• [Given task]
Copy every line that mentions the word "ylabel".

## Start Provided data

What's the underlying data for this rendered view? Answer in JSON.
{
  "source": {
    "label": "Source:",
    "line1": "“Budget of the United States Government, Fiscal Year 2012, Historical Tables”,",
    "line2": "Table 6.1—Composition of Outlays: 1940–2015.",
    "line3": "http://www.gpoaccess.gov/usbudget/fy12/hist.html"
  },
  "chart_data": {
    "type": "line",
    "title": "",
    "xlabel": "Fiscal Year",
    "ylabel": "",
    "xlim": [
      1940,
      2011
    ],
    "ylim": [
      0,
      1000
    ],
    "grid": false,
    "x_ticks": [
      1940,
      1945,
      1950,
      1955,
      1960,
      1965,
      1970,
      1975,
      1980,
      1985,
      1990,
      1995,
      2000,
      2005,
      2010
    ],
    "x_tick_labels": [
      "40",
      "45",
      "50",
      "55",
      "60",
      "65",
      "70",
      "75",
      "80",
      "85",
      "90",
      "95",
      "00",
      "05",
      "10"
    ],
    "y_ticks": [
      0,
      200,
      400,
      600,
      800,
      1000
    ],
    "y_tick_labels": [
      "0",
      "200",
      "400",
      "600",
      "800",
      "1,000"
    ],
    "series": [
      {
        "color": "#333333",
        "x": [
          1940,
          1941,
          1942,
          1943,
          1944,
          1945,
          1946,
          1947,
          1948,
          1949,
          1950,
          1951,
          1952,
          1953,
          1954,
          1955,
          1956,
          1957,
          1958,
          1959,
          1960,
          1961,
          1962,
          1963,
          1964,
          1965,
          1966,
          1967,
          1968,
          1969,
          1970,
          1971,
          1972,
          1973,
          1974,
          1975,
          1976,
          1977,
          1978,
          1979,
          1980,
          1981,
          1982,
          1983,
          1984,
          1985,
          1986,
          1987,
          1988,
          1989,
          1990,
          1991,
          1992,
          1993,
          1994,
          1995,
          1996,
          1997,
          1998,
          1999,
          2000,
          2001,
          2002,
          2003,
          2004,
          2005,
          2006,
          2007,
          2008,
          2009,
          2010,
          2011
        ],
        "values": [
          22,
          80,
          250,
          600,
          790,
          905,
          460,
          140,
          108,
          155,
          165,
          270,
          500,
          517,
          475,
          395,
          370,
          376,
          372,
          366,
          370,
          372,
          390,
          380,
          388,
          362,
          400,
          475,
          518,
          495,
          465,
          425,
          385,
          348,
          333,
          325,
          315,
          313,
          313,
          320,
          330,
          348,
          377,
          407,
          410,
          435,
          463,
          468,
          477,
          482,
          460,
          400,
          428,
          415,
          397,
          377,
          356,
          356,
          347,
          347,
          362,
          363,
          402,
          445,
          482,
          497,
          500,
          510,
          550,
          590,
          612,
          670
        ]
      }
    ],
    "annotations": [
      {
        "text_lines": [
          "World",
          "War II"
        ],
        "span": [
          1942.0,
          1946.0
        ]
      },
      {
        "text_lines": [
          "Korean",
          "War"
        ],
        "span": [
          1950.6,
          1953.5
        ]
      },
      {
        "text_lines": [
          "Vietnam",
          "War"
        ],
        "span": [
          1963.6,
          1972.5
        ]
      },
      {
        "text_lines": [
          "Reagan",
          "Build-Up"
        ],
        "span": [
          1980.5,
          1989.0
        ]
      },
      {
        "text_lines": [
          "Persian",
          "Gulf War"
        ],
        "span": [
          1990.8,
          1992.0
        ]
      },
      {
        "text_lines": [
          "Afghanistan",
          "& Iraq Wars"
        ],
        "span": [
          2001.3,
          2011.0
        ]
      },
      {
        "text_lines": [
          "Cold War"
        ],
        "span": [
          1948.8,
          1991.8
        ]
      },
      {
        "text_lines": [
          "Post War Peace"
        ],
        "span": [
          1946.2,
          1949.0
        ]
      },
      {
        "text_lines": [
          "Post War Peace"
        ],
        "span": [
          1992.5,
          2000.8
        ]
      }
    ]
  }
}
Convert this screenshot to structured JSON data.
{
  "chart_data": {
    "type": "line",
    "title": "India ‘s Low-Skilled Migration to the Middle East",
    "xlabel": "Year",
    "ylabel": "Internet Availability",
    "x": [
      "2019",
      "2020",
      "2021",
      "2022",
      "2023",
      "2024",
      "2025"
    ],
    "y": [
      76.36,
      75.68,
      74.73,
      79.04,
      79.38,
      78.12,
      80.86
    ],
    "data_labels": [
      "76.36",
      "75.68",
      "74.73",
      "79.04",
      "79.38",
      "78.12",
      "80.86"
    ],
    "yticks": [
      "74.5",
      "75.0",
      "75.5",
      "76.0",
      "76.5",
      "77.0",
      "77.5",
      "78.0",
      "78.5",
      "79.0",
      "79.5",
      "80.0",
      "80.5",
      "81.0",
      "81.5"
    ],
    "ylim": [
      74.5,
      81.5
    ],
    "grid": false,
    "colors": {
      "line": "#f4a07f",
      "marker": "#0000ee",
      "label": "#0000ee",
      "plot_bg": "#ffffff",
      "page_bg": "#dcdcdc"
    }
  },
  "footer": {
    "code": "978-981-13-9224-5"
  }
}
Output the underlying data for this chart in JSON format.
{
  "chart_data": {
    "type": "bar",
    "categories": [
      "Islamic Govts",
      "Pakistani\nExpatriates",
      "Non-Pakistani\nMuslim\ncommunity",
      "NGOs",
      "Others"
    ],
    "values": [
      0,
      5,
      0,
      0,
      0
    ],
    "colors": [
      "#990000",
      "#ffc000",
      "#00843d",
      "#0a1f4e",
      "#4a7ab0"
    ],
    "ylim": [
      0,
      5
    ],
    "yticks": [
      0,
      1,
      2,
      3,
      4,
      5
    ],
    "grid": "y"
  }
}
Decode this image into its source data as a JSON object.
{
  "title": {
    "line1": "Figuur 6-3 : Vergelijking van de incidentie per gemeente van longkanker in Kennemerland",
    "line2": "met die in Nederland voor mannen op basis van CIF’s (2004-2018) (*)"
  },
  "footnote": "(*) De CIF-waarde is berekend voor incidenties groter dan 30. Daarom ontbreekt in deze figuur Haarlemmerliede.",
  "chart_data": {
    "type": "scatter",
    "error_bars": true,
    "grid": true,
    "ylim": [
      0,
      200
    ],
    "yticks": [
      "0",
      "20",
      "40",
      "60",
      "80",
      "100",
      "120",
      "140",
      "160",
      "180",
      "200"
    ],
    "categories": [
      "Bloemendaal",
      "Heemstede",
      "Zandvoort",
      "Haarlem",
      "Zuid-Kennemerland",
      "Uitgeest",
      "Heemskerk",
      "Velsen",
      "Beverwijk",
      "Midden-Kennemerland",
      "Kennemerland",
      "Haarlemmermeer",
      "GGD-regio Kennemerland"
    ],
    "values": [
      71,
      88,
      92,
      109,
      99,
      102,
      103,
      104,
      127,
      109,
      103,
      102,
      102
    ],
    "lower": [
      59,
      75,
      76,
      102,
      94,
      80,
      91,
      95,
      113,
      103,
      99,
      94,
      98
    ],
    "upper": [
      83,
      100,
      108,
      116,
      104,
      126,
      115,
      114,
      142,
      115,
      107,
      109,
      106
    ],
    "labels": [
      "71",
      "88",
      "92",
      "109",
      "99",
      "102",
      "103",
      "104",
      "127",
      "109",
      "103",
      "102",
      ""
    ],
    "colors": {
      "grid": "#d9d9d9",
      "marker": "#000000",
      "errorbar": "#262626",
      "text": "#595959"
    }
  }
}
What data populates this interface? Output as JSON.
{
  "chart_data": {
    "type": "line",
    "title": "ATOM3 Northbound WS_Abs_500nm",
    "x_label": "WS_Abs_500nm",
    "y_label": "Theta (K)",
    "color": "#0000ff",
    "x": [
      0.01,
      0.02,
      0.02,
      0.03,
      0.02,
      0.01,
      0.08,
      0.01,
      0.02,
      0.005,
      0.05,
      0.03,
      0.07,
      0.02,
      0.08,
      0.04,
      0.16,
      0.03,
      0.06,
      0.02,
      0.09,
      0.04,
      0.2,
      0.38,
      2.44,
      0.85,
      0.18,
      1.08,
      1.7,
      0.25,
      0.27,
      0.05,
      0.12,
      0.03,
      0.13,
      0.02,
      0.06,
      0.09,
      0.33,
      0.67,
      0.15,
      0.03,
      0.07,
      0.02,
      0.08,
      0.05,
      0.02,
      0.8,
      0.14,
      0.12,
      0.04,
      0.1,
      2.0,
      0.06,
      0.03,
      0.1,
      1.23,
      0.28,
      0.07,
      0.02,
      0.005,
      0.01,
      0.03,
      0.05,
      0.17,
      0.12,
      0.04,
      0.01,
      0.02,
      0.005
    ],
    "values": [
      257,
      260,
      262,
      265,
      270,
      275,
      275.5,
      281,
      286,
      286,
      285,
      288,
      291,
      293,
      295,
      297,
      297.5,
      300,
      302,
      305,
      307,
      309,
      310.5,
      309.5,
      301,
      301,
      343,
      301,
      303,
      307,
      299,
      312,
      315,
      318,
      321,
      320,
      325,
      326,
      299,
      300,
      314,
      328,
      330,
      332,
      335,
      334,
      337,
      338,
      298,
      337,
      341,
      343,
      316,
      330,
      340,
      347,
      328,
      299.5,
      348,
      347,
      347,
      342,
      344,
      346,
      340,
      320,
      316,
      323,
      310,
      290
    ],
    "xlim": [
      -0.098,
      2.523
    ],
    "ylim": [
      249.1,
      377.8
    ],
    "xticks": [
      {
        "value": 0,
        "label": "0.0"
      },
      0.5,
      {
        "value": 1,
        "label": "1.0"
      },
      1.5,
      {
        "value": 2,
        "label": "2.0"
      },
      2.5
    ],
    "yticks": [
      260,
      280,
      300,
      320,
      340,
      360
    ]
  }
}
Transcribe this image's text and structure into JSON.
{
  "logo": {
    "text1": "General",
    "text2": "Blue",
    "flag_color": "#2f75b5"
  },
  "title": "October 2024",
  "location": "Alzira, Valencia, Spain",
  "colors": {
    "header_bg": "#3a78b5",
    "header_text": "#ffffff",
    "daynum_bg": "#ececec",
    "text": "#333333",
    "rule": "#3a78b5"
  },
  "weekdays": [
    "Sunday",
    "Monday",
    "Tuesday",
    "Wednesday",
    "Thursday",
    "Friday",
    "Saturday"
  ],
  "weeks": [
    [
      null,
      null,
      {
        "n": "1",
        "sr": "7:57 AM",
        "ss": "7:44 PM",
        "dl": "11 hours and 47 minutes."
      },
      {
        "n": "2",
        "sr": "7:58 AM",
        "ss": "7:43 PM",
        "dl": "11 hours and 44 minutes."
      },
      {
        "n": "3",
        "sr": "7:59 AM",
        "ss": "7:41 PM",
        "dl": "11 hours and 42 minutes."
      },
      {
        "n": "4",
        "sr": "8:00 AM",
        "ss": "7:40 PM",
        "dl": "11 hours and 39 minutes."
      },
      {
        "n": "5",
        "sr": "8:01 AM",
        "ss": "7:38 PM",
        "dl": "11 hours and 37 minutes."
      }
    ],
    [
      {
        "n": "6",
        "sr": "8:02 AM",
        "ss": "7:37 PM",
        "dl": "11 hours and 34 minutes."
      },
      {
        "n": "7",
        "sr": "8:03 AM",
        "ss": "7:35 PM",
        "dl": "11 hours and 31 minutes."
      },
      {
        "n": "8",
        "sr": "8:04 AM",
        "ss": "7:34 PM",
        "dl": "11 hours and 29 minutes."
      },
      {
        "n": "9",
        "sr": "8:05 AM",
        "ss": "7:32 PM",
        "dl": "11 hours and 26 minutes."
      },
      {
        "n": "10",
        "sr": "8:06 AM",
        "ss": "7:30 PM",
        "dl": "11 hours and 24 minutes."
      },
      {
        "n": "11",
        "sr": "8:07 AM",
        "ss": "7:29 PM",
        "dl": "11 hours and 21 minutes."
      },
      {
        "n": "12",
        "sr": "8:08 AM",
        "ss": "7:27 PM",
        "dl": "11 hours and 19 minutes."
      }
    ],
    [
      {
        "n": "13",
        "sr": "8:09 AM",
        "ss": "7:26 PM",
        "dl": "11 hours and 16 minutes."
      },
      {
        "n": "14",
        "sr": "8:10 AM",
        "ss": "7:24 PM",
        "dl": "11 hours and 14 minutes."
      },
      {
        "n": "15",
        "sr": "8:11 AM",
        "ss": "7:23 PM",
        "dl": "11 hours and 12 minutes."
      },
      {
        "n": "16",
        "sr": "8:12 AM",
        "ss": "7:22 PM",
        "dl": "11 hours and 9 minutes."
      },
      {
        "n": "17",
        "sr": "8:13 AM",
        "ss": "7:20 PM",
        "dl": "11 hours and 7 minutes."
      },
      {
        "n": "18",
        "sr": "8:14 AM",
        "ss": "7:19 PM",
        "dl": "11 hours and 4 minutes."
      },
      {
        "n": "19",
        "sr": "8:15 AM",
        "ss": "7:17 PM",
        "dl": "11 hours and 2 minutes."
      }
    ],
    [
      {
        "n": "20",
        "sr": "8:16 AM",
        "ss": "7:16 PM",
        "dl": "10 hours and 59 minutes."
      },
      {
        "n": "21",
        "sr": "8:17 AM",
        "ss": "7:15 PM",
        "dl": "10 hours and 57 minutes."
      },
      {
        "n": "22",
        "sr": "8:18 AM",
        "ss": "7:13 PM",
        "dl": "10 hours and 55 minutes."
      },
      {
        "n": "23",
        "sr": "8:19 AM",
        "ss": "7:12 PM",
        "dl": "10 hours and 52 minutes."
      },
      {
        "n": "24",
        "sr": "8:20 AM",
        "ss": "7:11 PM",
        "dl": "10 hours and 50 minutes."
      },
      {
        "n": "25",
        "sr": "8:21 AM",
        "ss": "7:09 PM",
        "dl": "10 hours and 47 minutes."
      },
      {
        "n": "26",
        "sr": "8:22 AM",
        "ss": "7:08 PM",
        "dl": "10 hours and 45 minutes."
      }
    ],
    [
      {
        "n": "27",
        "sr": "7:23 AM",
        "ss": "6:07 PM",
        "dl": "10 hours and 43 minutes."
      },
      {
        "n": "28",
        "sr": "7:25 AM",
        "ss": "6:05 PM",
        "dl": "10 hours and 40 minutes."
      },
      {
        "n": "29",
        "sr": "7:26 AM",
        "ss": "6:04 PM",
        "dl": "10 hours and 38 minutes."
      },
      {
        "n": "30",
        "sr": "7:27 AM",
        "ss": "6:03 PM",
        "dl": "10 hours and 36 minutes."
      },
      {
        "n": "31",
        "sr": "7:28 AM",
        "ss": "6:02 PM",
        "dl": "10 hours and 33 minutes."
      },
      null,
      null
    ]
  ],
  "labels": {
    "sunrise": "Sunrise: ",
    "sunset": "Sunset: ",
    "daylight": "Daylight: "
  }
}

## End Provided data

• [Solution to the problem]
    "ylabel": "",
    "ylabel": "Internet Availability",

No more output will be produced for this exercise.